GIVEN PROBLEM:
All entries below need to be written out exactly, but without their pictures.

Figure data in JSON:
-- -- --

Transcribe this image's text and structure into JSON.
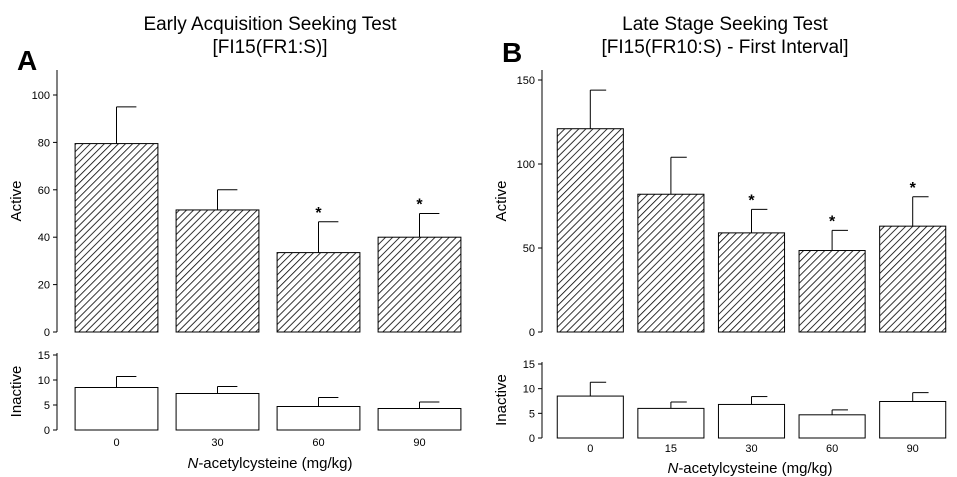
{
  "panels": [
    {
      "letter": "A",
      "title_line1": "Early Acquisition Seeking Test",
      "title_line2": "[FI15(FR1:S)]",
      "xlabel_italic": "N",
      "xlabel_rest": "-acetylcysteine (mg/kg)"
    },
    {
      "letter": "B",
      "title_line1": "Late Stage Seeking Test",
      "title_line2": "[FI15(FR10:S) - First Interval]",
      "xlabel_italic": "N",
      "xlabel_rest": "-acetylcysteine (mg/kg)"
    }
  ],
  "chart_data": [
    {
      "type": "bar",
      "panel": "A",
      "subplot": "active",
      "ylabel": "Active",
      "categories": [
        "0",
        "30",
        "60",
        "90"
      ],
      "values": [
        79.5,
        51.5,
        33.5,
        40
      ],
      "errors": [
        15.5,
        8.5,
        13,
        10
      ],
      "significant": [
        false,
        false,
        true,
        true
      ],
      "significance_marker": "*",
      "ylim": [
        0,
        110
      ],
      "yticks": [
        0,
        20,
        40,
        60,
        80,
        100
      ],
      "fill": "hatched"
    },
    {
      "type": "bar",
      "panel": "A",
      "subplot": "inactive",
      "ylabel": "Inactive",
      "categories": [
        "0",
        "30",
        "60",
        "90"
      ],
      "values": [
        8.5,
        7.3,
        4.7,
        4.3
      ],
      "errors": [
        2.2,
        1.4,
        1.8,
        1.3
      ],
      "ylim": [
        0,
        15
      ],
      "yticks": [
        0,
        5,
        10,
        15
      ],
      "fill": "white"
    },
    {
      "type": "bar",
      "panel": "B",
      "subplot": "active",
      "ylabel": "Active",
      "categories": [
        "0",
        "15",
        "30",
        "60",
        "90"
      ],
      "values": [
        121,
        82,
        59,
        48.5,
        63
      ],
      "errors": [
        23,
        22,
        14,
        12,
        17.5
      ],
      "significant": [
        false,
        false,
        true,
        true,
        true
      ],
      "significance_marker": "*",
      "ylim": [
        0,
        150
      ],
      "yticks": [
        0,
        50,
        100,
        150
      ],
      "fill": "hatched"
    },
    {
      "type": "bar",
      "panel": "B",
      "subplot": "inactive",
      "ylabel": "Inactive",
      "categories": [
        "0",
        "15",
        "30",
        "60",
        "90"
      ],
      "values": [
        8.5,
        6,
        6.8,
        4.7,
        7.4
      ],
      "errors": [
        2.8,
        1.3,
        1.6,
        1,
        1.8
      ],
      "ylim": [
        0,
        15
      ],
      "yticks": [
        0,
        5,
        10,
        15
      ],
      "fill": "white"
    }
  ]
}
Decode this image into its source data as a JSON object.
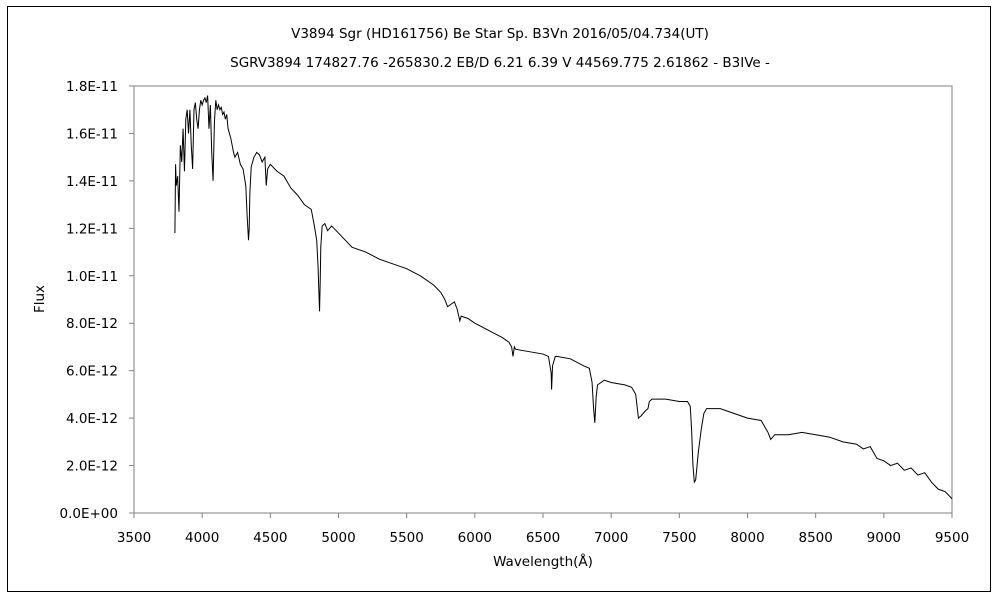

-- -- --

FULL SOLUTION:
Transcribe this image's text and structure into JSON.
{
  "panels": [
    {
      "letter": "A",
      "title_line1": "Early Acquisition Seeking Test",
      "title_line2": "[FI15(FR1:S)]",
      "xlabel_italic": "N",
      "xlabel_rest": "-acetylcysteine (mg/kg)"
    },
    {
      "letter": "B",
      "title_line1": "Late Stage Seeking Test",
      "title_line2": "[FI15(FR10:S) - First Interval]",
      "xlabel_italic": "N",
      "xlabel_rest": "-acetylcysteine (mg/kg)"
    }
  ],
  "chart_data": [
    {
      "type": "bar",
      "panel": "A",
      "subplot": "active",
      "ylabel": "Active",
      "categories": [
        "0",
        "30",
        "60",
        "90"
      ],
      "values": [
        79.5,
        51.5,
        33.5,
        40
      ],
      "errors": [
        15.5,
        8.5,
        13,
        10
      ],
      "significant": [
        false,
        false,
        true,
        true
      ],
      "significance_marker": "*",
      "ylim": [
        0,
        110
      ],
      "yticks": [
        0,
        20,
        40,
        60,
        80,
        100
      ],
      "fill": "hatched"
    },
    {
      "type": "bar",
      "panel": "A",
      "subplot": "inactive",
      "ylabel": "Inactive",
      "categories": [
        "0",
        "30",
        "60",
        "90"
      ],
      "values": [
        8.5,
        7.3,
        4.7,
        4.3
      ],
      "errors": [
        2.2,
        1.4,
        1.8,
        1.3
      ],
      "ylim": [
        0,
        15
      ],
      "yticks": [
        0,
        5,
        10,
        15
      ],
      "fill": "white"
    },
    {
      "type": "bar",
      "panel": "B",
      "subplot": "active",
      "ylabel": "Active",
      "categories": [
        "0",
        "15",
        "30",
        "60",
        "90"
      ],
      "values": [
        121,
        82,
        59,
        48.5,
        63
      ],
      "errors": [
        23,
        22,
        14,
        12,
        17.5
      ],
      "significant": [
        false,
        false,
        true,
        true,
        true
      ],
      "significance_marker": "*",
      "ylim": [
        0,
        150
      ],
      "yticks": [
        0,
        50,
        100,
        150
      ],
      "fill": "hatched"
    },
    {
      "type": "bar",
      "panel": "B",
      "subplot": "inactive",
      "ylabel": "Inactive",
      "categories": [
        "0",
        "15",
        "30",
        "60",
        "90"
      ],
      "values": [
        8.5,
        6,
        6.8,
        4.7,
        7.4
      ],
      "errors": [
        2.8,
        1.3,
        1.6,
        1,
        1.8
      ],
      "ylim": [
        0,
        15
      ],
      "yticks": [
        0,
        5,
        10,
        15
      ],
      "fill": "white"
    }
  ]
}
Decode this image into its source data as a JSON object.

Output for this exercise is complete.